Exercise prompt:
Here are some records; copy every line that holds the word "investors".

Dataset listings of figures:
begin
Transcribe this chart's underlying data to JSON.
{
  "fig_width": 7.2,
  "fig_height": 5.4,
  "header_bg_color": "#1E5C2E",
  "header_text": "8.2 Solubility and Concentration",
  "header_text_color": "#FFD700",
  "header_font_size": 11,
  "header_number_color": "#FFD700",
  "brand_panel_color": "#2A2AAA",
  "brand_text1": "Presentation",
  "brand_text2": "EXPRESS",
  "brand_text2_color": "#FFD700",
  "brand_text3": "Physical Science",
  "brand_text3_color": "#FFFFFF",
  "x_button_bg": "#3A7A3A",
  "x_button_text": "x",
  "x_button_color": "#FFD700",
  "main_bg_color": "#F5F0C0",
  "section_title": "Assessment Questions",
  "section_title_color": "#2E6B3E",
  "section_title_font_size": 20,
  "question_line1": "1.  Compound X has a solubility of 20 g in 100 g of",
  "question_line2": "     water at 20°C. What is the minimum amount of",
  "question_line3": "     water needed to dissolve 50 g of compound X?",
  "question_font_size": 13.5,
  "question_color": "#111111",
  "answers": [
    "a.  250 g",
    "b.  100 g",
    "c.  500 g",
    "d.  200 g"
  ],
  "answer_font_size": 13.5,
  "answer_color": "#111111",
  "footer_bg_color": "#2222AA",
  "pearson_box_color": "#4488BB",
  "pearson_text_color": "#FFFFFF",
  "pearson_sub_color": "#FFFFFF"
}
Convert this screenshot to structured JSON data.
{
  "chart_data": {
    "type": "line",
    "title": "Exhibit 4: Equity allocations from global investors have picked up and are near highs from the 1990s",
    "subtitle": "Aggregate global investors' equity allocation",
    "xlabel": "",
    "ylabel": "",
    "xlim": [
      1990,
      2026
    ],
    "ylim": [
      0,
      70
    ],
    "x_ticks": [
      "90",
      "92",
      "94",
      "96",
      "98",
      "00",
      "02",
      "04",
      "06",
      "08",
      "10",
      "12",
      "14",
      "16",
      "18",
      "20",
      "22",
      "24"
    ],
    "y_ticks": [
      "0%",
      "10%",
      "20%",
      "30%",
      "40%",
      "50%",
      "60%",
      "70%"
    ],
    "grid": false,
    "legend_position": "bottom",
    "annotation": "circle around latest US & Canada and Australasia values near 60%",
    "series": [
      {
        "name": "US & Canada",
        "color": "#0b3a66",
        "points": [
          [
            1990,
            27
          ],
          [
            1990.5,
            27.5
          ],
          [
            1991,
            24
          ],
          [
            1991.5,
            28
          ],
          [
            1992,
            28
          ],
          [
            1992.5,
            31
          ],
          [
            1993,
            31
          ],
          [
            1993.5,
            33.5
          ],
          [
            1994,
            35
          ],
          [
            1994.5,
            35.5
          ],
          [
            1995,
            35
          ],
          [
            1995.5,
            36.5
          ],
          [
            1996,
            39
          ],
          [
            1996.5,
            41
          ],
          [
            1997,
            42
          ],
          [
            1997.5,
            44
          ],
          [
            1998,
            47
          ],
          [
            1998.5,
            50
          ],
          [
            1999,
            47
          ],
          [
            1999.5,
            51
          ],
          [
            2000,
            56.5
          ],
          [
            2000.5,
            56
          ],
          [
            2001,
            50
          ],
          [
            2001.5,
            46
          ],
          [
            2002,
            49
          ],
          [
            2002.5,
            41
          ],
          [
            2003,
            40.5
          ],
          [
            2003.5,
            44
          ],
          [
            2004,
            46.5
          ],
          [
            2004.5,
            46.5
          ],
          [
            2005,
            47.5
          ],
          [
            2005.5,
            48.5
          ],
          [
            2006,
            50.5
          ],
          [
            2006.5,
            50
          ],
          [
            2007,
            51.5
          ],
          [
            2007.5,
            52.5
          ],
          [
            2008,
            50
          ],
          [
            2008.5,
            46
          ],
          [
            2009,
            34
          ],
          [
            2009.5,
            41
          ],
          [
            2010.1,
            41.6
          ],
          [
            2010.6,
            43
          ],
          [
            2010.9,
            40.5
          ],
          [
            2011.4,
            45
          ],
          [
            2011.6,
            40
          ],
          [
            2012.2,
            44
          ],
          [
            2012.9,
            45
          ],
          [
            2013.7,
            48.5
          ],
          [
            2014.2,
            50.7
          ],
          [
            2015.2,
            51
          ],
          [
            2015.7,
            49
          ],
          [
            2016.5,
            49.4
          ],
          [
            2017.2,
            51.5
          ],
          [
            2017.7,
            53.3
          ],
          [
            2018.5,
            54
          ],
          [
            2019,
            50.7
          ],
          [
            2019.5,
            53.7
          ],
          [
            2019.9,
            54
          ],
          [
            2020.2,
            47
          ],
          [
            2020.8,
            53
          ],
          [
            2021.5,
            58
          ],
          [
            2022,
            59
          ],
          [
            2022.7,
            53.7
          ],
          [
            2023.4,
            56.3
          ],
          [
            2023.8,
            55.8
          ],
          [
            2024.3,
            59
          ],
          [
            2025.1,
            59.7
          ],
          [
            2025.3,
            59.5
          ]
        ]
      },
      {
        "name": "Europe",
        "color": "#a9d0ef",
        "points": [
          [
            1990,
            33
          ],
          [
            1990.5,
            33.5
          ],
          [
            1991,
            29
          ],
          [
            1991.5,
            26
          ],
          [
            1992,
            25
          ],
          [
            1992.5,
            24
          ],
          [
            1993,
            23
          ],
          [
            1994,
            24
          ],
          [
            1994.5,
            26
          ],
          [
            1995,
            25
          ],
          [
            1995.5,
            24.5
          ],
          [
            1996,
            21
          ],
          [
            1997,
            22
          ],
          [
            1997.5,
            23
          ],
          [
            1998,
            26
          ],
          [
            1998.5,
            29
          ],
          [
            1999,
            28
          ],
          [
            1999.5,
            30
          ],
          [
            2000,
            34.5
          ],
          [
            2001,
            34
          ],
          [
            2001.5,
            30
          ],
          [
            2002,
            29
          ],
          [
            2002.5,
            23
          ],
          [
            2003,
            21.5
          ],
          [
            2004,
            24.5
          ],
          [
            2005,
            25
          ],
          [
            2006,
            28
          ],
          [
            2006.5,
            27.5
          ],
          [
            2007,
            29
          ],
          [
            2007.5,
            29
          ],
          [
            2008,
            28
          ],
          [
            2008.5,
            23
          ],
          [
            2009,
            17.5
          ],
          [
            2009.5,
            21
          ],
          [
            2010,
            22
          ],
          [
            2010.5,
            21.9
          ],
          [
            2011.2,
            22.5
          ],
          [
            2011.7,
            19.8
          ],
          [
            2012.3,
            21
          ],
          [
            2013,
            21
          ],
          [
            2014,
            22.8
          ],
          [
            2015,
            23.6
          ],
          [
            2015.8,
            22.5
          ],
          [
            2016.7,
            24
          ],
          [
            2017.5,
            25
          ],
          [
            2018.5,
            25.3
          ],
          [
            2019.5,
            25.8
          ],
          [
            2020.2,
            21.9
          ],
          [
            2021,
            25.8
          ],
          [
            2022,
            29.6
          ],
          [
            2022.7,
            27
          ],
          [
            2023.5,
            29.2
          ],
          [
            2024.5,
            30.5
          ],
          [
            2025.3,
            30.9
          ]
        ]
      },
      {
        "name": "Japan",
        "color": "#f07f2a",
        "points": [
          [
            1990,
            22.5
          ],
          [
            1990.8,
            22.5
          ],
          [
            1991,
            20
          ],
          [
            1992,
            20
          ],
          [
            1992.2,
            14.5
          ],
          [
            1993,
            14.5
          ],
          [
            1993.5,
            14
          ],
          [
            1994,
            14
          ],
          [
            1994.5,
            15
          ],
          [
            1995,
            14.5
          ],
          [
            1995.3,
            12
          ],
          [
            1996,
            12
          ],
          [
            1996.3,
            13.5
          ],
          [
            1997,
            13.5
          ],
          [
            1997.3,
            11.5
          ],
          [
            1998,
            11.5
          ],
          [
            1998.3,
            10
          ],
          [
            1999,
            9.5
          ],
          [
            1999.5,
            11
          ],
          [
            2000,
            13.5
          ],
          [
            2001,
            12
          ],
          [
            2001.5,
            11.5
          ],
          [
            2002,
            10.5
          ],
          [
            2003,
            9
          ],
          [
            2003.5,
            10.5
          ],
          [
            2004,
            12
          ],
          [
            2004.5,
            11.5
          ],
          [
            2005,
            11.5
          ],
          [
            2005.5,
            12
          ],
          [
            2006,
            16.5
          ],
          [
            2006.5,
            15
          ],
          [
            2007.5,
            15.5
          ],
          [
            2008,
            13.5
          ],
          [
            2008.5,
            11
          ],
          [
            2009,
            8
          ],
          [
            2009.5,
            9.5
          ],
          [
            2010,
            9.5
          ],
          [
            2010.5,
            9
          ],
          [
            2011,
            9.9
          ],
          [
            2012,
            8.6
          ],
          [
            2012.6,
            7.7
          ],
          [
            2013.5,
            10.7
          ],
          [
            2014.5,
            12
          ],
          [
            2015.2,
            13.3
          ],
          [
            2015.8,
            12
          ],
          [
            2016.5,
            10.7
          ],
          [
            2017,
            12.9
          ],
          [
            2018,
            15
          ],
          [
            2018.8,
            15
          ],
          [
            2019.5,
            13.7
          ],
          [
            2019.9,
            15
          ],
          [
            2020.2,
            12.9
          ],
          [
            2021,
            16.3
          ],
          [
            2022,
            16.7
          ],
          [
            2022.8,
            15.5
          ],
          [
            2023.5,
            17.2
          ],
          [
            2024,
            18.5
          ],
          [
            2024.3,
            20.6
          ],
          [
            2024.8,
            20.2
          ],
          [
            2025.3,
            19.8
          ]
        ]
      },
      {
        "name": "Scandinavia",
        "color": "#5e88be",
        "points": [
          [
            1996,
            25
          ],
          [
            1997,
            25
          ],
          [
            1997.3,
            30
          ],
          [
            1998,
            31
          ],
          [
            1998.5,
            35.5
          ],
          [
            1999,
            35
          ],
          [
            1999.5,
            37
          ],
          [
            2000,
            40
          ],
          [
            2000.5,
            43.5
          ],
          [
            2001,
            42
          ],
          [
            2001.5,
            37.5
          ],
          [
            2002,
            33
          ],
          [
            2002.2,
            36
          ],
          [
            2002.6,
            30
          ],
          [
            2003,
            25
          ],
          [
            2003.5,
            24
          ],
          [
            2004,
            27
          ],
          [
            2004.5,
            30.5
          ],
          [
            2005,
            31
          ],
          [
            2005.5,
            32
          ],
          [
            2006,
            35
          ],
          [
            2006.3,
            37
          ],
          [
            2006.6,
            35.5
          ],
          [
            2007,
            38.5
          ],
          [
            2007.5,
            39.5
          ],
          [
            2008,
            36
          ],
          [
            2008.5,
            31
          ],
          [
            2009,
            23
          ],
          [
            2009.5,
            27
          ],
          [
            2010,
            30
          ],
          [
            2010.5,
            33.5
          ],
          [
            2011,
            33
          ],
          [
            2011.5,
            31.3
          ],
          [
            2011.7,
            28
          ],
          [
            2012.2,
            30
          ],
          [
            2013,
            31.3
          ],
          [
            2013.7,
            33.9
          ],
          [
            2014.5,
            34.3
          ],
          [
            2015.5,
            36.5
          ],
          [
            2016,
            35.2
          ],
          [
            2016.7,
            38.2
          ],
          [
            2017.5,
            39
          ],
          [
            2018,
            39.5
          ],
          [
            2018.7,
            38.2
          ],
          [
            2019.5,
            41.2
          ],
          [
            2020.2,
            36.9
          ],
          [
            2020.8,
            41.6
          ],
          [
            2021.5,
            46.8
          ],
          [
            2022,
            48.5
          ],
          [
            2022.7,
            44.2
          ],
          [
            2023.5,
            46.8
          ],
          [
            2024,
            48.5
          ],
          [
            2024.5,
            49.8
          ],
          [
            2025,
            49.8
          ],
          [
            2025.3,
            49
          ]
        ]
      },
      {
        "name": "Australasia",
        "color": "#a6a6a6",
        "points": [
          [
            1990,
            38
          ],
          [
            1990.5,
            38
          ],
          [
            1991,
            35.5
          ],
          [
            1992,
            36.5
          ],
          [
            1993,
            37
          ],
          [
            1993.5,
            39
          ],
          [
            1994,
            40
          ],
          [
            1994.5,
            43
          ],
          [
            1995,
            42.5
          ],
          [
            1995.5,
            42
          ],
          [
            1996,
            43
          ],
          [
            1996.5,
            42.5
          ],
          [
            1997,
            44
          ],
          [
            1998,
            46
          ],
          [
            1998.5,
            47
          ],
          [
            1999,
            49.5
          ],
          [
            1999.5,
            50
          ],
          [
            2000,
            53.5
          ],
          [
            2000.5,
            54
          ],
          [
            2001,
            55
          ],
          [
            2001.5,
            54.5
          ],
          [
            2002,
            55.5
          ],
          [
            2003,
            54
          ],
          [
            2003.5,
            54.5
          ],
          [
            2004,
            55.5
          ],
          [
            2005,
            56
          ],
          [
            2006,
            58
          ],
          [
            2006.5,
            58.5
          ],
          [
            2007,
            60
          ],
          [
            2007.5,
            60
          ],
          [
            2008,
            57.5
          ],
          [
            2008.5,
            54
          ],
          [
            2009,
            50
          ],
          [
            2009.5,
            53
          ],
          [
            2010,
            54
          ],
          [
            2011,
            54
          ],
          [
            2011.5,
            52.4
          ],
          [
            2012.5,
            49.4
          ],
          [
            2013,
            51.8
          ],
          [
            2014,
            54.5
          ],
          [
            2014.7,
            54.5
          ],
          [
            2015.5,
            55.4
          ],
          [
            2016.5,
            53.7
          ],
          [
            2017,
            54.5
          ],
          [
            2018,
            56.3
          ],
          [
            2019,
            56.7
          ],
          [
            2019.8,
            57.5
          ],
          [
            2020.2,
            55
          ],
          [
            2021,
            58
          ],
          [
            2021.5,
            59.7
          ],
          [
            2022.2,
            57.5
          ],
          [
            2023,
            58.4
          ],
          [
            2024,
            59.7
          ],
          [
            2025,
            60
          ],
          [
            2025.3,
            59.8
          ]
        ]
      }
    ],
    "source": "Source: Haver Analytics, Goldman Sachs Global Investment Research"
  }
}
end
Correct response:
    "title": "Exhibit 4: Equity allocations from global investors have picked up and are near highs from the 1990s",
    "subtitle": "Aggregate global investors' equity allocation",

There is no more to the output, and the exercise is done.